* [SET PROBLEM]:
Where a line of the material contains the string "estudi", copy that line.

'''

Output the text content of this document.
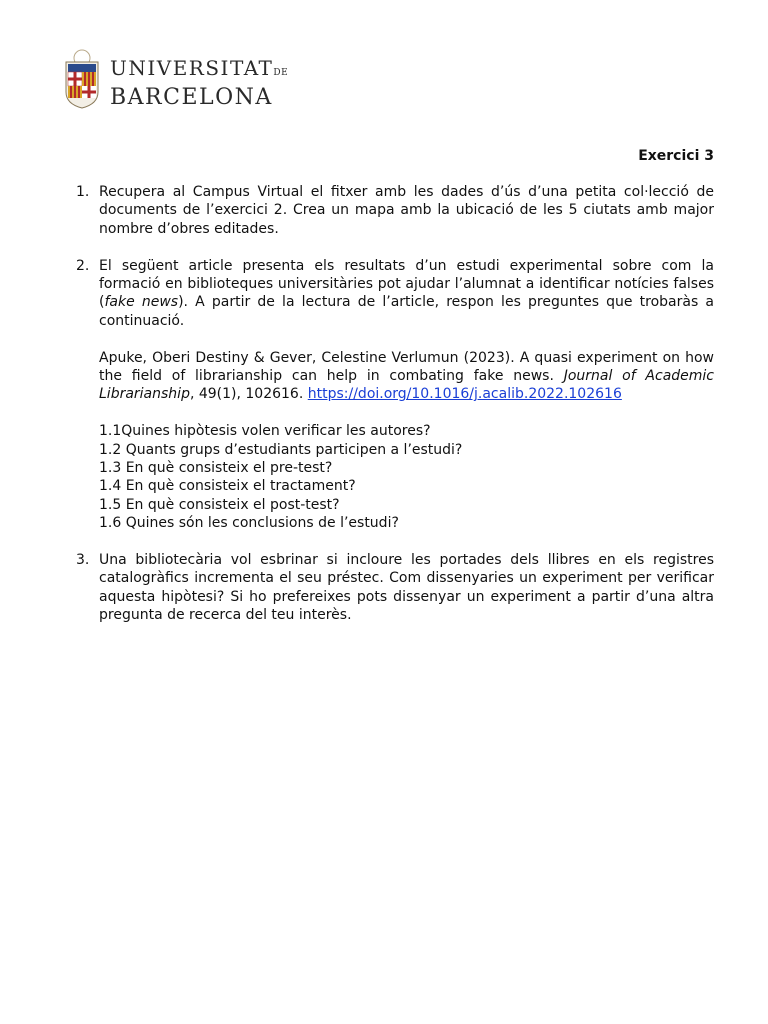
UNIVERSITATDE
BARCELONA
Exercici 3
1. Recupera al Campus Virtual el fitxer amb les dades d’ús d’una petita col·lecció de documents de l’exercici 2. Crea un mapa amb la ubicació de les 5 ciutats amb major nombre d’obres editades.

2. El següent article presenta els resultats d’un estudi experimental sobre com la formació en biblioteques universitàries pot ajudar l’alumnat a identificar notícies falses (fake news). A partir de la lectura de l’article, respon les preguntes que trobaràs a continuació.

Apuke, Oberi Destiny & Gever, Celestine Verlumun (2023). A quasi experiment on how the field of librarianship can help in combating fake news. Journal of Academic Librarianship, 49(1), 102616. https://doi.org/10.1016/j.acalib.2022.102616

1.1Quines hipòtesis volen verificar les autores?
1.2 Quants grups d’estudiants participen a l’estudi?
1.3 En què consisteix el pre-test?
1.4 En què consisteix el tractament?
1.5 En què consisteix el post-test?
1.6 Quines són les conclusions de l’estudi?
3. Una bibliotecària vol esbrinar si incloure les portades dels llibres en els registres catalogràfics incrementa el seu préstec. Com dissenyaries un experiment per verificar aquesta hipòtesi? Si ho prefereixes pots dissenyar un experiment a partir d’una altra pregunta de recerca del teu interès.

'''

* [RESPONSE]:
2. El següent article presenta els resultats d’un estudi experimental sobre com la formació en biblioteques universitàries pot ajudar l’alumnat a identificar notícies falses (fake news). A partir de la lectura de l’article, respon les preguntes que trobaràs a continuació.
1.2 Quants grups d’estudiants participen a l’estudi?
1.6 Quines són les conclusions de l’estudi?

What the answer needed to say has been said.